EXERCISE DESCRIPTION >>
Return each entry exactly, with none missing.

--- START OF EXERCISE INPUT ---

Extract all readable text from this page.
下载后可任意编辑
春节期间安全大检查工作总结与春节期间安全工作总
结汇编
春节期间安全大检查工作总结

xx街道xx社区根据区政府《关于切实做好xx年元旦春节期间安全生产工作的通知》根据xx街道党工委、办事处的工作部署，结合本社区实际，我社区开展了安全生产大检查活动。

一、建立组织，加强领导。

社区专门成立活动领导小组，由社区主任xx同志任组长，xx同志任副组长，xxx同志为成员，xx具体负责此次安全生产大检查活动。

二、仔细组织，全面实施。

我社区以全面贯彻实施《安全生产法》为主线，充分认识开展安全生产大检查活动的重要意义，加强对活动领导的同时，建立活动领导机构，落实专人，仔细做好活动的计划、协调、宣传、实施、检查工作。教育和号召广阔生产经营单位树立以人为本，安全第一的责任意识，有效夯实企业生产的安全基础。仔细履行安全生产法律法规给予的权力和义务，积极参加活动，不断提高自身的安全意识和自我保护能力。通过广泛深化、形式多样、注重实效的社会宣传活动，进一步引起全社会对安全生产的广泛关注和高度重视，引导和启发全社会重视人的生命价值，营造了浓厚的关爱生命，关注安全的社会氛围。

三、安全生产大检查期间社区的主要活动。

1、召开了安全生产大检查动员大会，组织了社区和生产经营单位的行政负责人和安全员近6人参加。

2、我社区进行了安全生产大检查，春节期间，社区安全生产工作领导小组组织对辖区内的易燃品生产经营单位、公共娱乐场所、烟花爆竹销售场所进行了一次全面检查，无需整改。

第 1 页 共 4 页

--- END OF EXERCISE INPUT ---

COMPLETE ANSWER >>
Extract all readable text from this page.
下载后可任意编辑
春节期间安全大检查工作总结与春节期间安全工作总
结汇编
春节期间安全大检查工作总结

xx街道xx社区根据区政府《关于切实做好xx年元旦春节期间安全生产工作的通知》根据xx街道党工委、办事处的工作部署，结合本社区实际，我社区开展了安全生产大检查活动。

一、建立组织，加强领导。

社区专门成立活动领导小组，由社区主任xx同志任组长，xx同志任副组长，xxx同志为成员，xx具体负责此次安全生产大检查活动。

二、仔细组织，全面实施。

我社区以全面贯彻实施《安全生产法》为主线，充分认识开展安全生产大检查活动的重要意义，加强对活动领导的同时，建立活动领导机构，落实专人，仔细做好活动的计划、协调、宣传、实施、检查工作。教育和号召广阔生产经营单位树立以人为本，安全第一的责任意识，有效夯实企业生产的安全基础。仔细履行安全生产法律法规给予的权力和义务，积极参加活动，不断提高自身的安全意识和自我保护能力。通过广泛深化、形式多样、注重实效的社会宣传活动，进一步引起全社会对安全生产的广泛关注和高度重视，引导和启发全社会重视人的生命价值，营造了浓厚的关爱生命，关注安全的社会氛围。

三、安全生产大检查期间社区的主要活动。

1、召开了安全生产大检查动员大会，组织了社区和生产经营单位的行政负责人和安全员近6人参加。

2、我社区进行了安全生产大检查，春节期间，社区安全生产工作领导小组组织对辖区内的易燃品生产经营单位、公共娱乐场所、烟花爆竹销售场所进行了一次全面检查，无需整改。

第 1 页 共 4 页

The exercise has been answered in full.